WHAT IS EXPECTED:
Output all lines exactly.

Collected data entries
---*---
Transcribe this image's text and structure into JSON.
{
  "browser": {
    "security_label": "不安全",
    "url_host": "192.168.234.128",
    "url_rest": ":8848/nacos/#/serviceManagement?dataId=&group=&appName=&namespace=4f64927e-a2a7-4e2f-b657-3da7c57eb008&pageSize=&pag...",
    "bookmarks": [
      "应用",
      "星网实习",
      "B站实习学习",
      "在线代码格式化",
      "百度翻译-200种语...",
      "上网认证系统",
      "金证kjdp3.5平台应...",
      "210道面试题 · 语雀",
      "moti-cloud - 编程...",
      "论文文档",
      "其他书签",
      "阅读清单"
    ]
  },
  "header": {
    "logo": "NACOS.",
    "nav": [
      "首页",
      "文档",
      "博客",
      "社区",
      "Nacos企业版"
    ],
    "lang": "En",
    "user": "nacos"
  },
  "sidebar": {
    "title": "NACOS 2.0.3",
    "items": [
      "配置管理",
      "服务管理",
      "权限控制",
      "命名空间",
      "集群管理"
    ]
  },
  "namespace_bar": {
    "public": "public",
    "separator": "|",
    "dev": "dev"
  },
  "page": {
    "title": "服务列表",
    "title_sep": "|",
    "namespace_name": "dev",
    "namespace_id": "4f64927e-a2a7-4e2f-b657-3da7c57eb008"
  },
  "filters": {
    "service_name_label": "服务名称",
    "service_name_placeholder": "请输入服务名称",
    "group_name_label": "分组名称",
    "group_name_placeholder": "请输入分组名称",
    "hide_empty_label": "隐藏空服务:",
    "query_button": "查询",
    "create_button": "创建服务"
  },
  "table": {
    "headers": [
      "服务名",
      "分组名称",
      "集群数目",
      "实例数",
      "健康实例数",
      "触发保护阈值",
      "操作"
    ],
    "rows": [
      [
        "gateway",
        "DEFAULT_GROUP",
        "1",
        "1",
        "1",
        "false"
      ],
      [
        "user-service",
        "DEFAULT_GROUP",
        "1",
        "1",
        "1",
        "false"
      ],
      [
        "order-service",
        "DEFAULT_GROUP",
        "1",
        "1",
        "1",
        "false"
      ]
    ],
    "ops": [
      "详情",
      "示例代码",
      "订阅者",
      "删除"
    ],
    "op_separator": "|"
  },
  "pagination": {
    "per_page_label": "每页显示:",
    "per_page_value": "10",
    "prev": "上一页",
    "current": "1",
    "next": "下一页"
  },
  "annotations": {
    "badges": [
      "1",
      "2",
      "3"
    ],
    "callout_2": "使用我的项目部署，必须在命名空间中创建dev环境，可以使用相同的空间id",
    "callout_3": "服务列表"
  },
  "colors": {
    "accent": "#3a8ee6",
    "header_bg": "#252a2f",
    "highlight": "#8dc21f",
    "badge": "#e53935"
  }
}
---*---
EXERCISE OUTPUT:
Transcribe this image's text and structure into JSON.
{
  "browser": {
    "security_label": "不安全",
    "url_host": "192.168.234.128",
    "url_rest": ":8848/nacos/#/serviceManagement?dataId=&group=&appName=&namespace=4f64927e-a2a7-4e2f-b657-3da7c57eb008&pageSize=&pag...",
    "bookmarks": [
      "应用",
      "星网实习",
      "B站实习学习",
      "在线代码格式化",
      "百度翻译-200种语...",
      "上网认证系统",
      "金证kjdp3.5平台应...",
      "210道面试题 · 语雀",
      "moti-cloud - 编程...",
      "论文文档",
      "其他书签",
      "阅读清单"
    ]
  },
  "header": {
    "logo": "NACOS.",
    "nav": [
      "首页",
      "文档",
      "博客",
      "社区",
      "Nacos企业版"
    ],
    "lang": "En",
    "user": "nacos"
  },
  "sidebar": {
    "title": "NACOS 2.0.3",
    "items": [
      "配置管理",
      "服务管理",
      "权限控制",
      "命名空间",
      "集群管理"
    ]
  },
  "namespace_bar": {
    "public": "public",
    "separator": "|",
    "dev": "dev"
  },
  "page": {
    "title": "服务列表",
    "title_sep": "|",
    "namespace_name": "dev",
    "namespace_id": "4f64927e-a2a7-4e2f-b657-3da7c57eb008"
  },
  "filters": {
    "service_name_label": "服务名称",
    "service_name_placeholder": "请输入服务名称",
    "group_name_label": "分组名称",
    "group_name_placeholder": "请输入分组名称",
    "hide_empty_label": "隐藏空服务:",
    "query_button": "查询",
    "create_button": "创建服务"
  },
  "table": {
    "headers": [
      "服务名",
      "分组名称",
      "集群数目",
      "实例数",
      "健康实例数",
      "触发保护阈值",
      "操作"
    ],
    "rows": [
      [
        "gateway",
        "DEFAULT_GROUP",
        "1",
        "1",
        "1",
        "false"
      ],
      [
        "user-service",
        "DEFAULT_GROUP",
        "1",
        "1",
        "1",
        "false"
      ],
      [
        "order-service",
        "DEFAULT_GROUP",
        "1",
        "1",
        "1",
        "false"
      ]
    ],
    "ops": [
      "详情",
      "示例代码",
      "订阅者",
      "删除"
    ],
    "op_separator": "|"
  },
  "pagination": {
    "per_page_label": "每页显示:",
    "per_page_value": "10",
    "prev": "上一页",
    "current": "1",
    "next": "下一页"
  },
  "annotations": {
    "badges": [
      "1",
      "2",
      "3"
    ],
    "callout_2": "使用我的项目部署，必须在命名空间中创建dev环境，可以使用相同的空间id",
    "callout_3": "服务列表"
  },
  "colors": {
    "accent": "#3a8ee6",
    "header_bg": "#252a2f",
    "highlight": "#8dc21f",
    "badge": "#e53935"
  }
}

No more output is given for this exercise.